## DIRECTIONS FOR THIS TASK
Where a line holds the word "CIVILIZED", copy that line.

++++ TASK DATA ++++

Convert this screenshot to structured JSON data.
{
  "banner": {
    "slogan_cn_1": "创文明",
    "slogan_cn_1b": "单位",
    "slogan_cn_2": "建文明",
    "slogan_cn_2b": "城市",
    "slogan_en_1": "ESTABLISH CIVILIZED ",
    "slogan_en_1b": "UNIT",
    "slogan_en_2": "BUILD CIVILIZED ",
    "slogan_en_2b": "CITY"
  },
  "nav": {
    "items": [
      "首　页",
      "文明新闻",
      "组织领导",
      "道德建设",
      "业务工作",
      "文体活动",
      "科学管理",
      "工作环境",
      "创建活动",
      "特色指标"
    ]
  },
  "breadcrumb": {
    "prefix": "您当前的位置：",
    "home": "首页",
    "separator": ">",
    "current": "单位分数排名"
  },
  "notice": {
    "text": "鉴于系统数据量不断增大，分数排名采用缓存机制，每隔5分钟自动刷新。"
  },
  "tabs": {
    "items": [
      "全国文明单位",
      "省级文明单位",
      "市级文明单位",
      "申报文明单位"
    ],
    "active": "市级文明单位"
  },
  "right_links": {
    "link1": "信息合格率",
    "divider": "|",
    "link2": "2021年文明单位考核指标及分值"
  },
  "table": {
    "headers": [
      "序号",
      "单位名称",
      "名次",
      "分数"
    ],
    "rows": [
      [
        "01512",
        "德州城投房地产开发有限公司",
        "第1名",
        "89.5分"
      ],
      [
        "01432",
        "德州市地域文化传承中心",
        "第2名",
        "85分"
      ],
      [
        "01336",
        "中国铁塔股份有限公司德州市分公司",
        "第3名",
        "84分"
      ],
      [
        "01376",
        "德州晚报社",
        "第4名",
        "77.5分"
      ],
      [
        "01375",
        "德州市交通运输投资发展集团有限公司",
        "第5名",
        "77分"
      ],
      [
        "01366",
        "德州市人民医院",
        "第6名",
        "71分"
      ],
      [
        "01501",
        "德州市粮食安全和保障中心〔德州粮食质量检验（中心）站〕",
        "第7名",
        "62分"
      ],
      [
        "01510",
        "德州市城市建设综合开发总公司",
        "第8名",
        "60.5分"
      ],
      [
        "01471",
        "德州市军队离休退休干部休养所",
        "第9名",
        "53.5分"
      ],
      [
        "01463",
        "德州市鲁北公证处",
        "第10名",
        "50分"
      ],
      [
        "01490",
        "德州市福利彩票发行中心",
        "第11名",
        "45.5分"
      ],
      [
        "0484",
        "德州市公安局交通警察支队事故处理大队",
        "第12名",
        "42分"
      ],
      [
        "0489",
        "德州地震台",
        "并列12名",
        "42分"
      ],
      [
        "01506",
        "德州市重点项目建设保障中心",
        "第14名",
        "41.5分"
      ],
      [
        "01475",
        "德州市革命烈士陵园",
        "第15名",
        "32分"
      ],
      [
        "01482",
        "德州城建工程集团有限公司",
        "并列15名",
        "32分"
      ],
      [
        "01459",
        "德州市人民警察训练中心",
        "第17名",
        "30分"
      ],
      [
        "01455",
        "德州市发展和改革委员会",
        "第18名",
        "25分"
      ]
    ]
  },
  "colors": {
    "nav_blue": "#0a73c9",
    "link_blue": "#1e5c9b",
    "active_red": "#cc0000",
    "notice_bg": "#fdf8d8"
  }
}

++++

## ANSWER TO THE PROBLEM
    "slogan_en_1": "ESTABLISH CIVILIZED ",
    "slogan_en_2": "BUILD CIVILIZED ",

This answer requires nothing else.